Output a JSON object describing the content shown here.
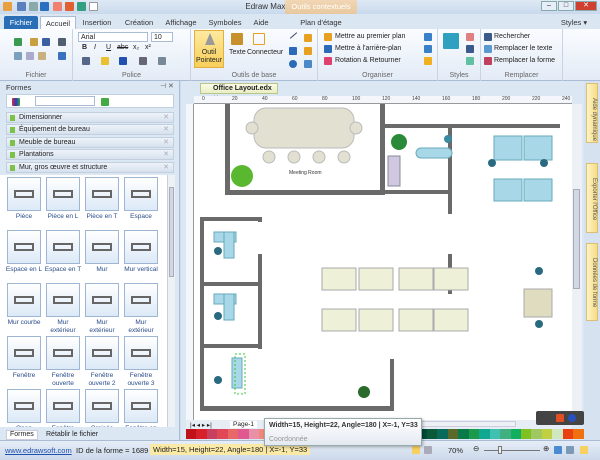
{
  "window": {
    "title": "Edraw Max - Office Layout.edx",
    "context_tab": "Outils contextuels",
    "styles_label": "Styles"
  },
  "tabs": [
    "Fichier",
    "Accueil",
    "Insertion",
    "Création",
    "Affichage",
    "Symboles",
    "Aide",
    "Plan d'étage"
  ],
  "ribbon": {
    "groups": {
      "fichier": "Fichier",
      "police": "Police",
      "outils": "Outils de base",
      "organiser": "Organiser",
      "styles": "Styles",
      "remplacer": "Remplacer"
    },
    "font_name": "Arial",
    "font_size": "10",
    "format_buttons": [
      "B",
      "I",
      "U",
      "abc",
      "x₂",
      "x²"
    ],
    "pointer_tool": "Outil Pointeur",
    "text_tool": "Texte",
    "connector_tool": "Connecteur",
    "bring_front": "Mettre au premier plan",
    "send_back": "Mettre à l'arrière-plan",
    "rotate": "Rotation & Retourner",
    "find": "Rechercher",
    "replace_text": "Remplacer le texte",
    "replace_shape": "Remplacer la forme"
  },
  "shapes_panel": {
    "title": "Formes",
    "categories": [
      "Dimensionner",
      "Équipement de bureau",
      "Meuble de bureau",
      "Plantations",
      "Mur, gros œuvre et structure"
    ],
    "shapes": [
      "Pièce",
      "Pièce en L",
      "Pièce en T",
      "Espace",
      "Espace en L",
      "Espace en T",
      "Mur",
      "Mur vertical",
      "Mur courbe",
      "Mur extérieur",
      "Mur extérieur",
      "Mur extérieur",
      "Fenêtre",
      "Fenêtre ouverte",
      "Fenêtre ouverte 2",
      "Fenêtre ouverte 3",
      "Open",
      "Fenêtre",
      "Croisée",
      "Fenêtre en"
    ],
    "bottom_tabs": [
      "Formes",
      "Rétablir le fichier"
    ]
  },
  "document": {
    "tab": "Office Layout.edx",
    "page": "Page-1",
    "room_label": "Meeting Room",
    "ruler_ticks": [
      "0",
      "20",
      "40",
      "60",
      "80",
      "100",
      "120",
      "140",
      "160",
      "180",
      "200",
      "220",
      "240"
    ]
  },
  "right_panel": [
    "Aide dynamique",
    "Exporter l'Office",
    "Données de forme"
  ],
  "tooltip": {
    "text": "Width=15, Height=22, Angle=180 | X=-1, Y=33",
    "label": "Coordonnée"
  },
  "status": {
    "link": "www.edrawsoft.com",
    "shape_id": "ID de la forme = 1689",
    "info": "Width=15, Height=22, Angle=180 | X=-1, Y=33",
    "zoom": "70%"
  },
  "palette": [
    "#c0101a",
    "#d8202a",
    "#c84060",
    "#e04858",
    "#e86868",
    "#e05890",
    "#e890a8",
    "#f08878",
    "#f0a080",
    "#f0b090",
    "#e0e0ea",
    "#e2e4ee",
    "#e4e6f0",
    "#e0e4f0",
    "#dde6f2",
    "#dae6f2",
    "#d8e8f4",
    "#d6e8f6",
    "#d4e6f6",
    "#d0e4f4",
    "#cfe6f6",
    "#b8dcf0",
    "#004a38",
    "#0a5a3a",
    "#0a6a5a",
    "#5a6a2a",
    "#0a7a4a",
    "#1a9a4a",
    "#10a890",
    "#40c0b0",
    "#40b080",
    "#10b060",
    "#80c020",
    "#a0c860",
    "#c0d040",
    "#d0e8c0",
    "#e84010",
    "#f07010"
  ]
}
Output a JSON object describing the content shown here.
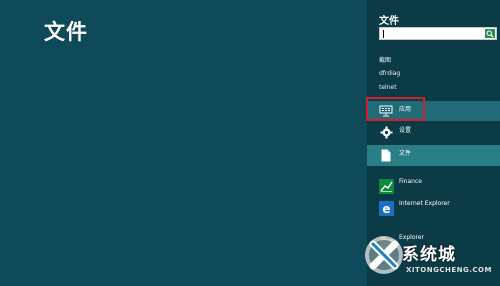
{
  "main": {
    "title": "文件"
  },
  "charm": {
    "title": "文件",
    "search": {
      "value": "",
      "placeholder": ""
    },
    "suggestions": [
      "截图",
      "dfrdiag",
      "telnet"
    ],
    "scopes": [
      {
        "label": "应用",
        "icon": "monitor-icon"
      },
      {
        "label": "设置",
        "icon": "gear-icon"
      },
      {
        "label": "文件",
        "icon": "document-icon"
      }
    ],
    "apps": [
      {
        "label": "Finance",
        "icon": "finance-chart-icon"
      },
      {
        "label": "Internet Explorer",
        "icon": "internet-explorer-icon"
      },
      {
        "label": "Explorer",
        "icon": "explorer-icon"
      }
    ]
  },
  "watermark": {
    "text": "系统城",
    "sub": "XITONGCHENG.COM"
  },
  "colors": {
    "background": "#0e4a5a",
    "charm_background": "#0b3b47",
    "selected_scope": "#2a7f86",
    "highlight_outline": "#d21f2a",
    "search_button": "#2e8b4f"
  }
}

Goal of the exercise -> Reproduce the full listing faithfully, but do not carry over any pictures.

Answer for the task ->
Output a JSON object describing the content shown here.
{
  "window": {
    "title": "Edraw Max - Office Layout.edx",
    "context_tab": "Outils contextuels",
    "styles_label": "Styles"
  },
  "tabs": [
    "Fichier",
    "Accueil",
    "Insertion",
    "Création",
    "Affichage",
    "Symboles",
    "Aide",
    "Plan d'étage"
  ],
  "ribbon": {
    "groups": {
      "fichier": "Fichier",
      "police": "Police",
      "outils": "Outils de base",
      "organiser": "Organiser",
      "styles": "Styles",
      "remplacer": "Remplacer"
    },
    "font_name": "Arial",
    "font_size": "10",
    "format_buttons": [
      "B",
      "I",
      "U",
      "abc",
      "x₂",
      "x²"
    ],
    "pointer_tool": "Outil Pointeur",
    "text_tool": "Texte",
    "connector_tool": "Connecteur",
    "bring_front": "Mettre au premier plan",
    "send_back": "Mettre à l'arrière-plan",
    "rotate": "Rotation & Retourner",
    "find": "Rechercher",
    "replace_text": "Remplacer le texte",
    "replace_shape": "Remplacer la forme"
  },
  "shapes_panel": {
    "title": "Formes",
    "categories": [
      "Dimensionner",
      "Équipement de bureau",
      "Meuble de bureau",
      "Plantations",
      "Mur, gros œuvre et structure"
    ],
    "shapes": [
      "Pièce",
      "Pièce en L",
      "Pièce en T",
      "Espace",
      "Espace en L",
      "Espace en T",
      "Mur",
      "Mur vertical",
      "Mur courbe",
      "Mur extérieur",
      "Mur extérieur",
      "Mur extérieur",
      "Fenêtre",
      "Fenêtre ouverte",
      "Fenêtre ouverte 2",
      "Fenêtre ouverte 3",
      "Open",
      "Fenêtre",
      "Croisée",
      "Fenêtre en"
    ],
    "bottom_tabs": [
      "Formes",
      "Rétablir le fichier"
    ]
  },
  "document": {
    "tab": "Office Layout.edx",
    "page": "Page-1",
    "room_label": "Meeting Room",
    "ruler_ticks": [
      "0",
      "20",
      "40",
      "60",
      "80",
      "100",
      "120",
      "140",
      "160",
      "180",
      "200",
      "220",
      "240"
    ]
  },
  "right_panel": [
    "Aide dynamique",
    "Exporter l'Office",
    "Données de forme"
  ],
  "tooltip": {
    "text": "Width=15, Height=22, Angle=180 | X=-1, Y=33",
    "label": "Coordonnée"
  },
  "status": {
    "link": "www.edrawsoft.com",
    "shape_id": "ID de la forme = 1689",
    "info": "Width=15, Height=22, Angle=180 | X=-1, Y=33",
    "zoom": "70%"
  },
  "palette": [
    "#c0101a",
    "#d8202a",
    "#c84060",
    "#e04858",
    "#e86868",
    "#e05890",
    "#e890a8",
    "#f08878",
    "#f0a080",
    "#f0b090",
    "#e0e0ea",
    "#e2e4ee",
    "#e4e6f0",
    "#e0e4f0",
    "#dde6f2",
    "#dae6f2",
    "#d8e8f4",
    "#d6e8f6",
    "#d4e6f6",
    "#d0e4f4",
    "#cfe6f6",
    "#b8dcf0",
    "#004a38",
    "#0a5a3a",
    "#0a6a5a",
    "#5a6a2a",
    "#0a7a4a",
    "#1a9a4a",
    "#10a890",
    "#40c0b0",
    "#40b080",
    "#10b060",
    "#80c020",
    "#a0c860",
    "#c0d040",
    "#d0e8c0",
    "#e84010",
    "#f07010"
  ]
}
Output a JSON object describing the content shown here.
{
  "main": {
    "title": "文件"
  },
  "charm": {
    "title": "文件",
    "search": {
      "value": "",
      "placeholder": ""
    },
    "suggestions": [
      "截图",
      "dfrdiag",
      "telnet"
    ],
    "scopes": [
      {
        "label": "应用",
        "icon": "monitor-icon"
      },
      {
        "label": "设置",
        "icon": "gear-icon"
      },
      {
        "label": "文件",
        "icon": "document-icon"
      }
    ],
    "apps": [
      {
        "label": "Finance",
        "icon": "finance-chart-icon"
      },
      {
        "label": "Internet Explorer",
        "icon": "internet-explorer-icon"
      },
      {
        "label": "Explorer",
        "icon": "explorer-icon"
      }
    ]
  },
  "watermark": {
    "text": "系统城",
    "sub": "XITONGCHENG.COM"
  },
  "colors": {
    "background": "#0e4a5a",
    "charm_background": "#0b3b47",
    "selected_scope": "#2a7f86",
    "highlight_outline": "#d21f2a",
    "search_button": "#2e8b4f"
  }
}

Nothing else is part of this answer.